Copy out the entire forum thread below, word for word.
-- start of Passage shown --
# People bashing me surprised honestly



## Reliev (Jun 3, 2017)

This is a first maybe im such a "fanboy" but I read a car and driver review corrected some things and people all attacked me lol

is this normal for people?

https://backfires.caranddriver.com/...4?page=2&show_post=4400708#forum_post_4400511

feel free to read that my name is relidtm on there found it kind of ridiculous i had 12 downvotes for saying something.. maybe i shouldn't post anywhere besides here and closed groups? ha


----------



## garsh (Apr 4, 2016)

Not worth worrying about. 

BTW, I'm not sure where you heard the rumor about the heated steering wheel. It's not true. There is not a heated wheel in the current 3s.


----------



## Reliev (Jun 3, 2017)

yeah I stopped commenting, i didnt know that lol good thing i posted


----------



## JBsC6 (Oct 17, 2016)

Car and Driver forums are made up of 12 year olds. Don't sweat them.


----------



## MelindaV (Apr 2, 2016)

@relidtm - I'd say a good amount of the tesla bashing (and subsequently, relidtm bashing) is from those traditional car types that are not wanting anything to change. It's easy to trash something that you are scared of, right?

and a totally unrelated comment... every time I see your profile pix, it makes me smile. everyone should have a pix hugging their car!


----------



## Reliev (Jun 3, 2017)
-- end of Passage shown --
-- start of Data extract --
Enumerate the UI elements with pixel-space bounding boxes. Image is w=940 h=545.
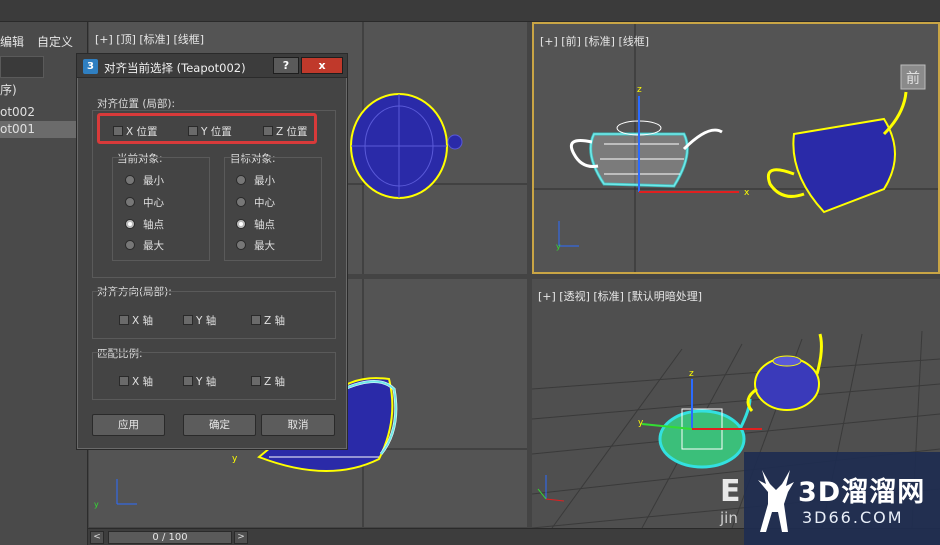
-- end of Data extract --
*Response to this task:*
# People bashing me surprised honestly



## Reliev (Jun 3, 2017)

This is a first maybe im such a "fanboy" but I read a car and driver review corrected some things and people all attacked me lol

is this normal for people?

https://backfires.caranddriver.com/...4?page=2&show_post=4400708#forum_post_4400511

feel free to read that my name is relidtm on there found it kind of ridiculous i had 12 downvotes for saying something.. maybe i shouldn't post anywhere besides here and closed groups? ha


----------



## garsh (Apr 4, 2016)

Not worth worrying about. 

BTW, I'm not sure where you heard the rumor about the heated steering wheel. It's not true. There is not a heated wheel in the current 3s.


----------



## Reliev (Jun 3, 2017)

yeah I stopped commenting, i didnt know that lol good thing i posted


----------



## JBsC6 (Oct 17, 2016)

Car and Driver forums are made up of 12 year olds. Don't sweat them.


----------



## MelindaV (Apr 2, 2016)

@relidtm - I'd say a good amount of the tesla bashing (and subsequently, relidtm bashing) is from those traditional car types that are not wanting anything to change. It's easy to trash something that you are scared of, right?

and a totally unrelated comment... every time I see your profile pix, it makes me smile. everyone should have a pix hugging their car!


----------



## Reliev (Jun 3, 2017)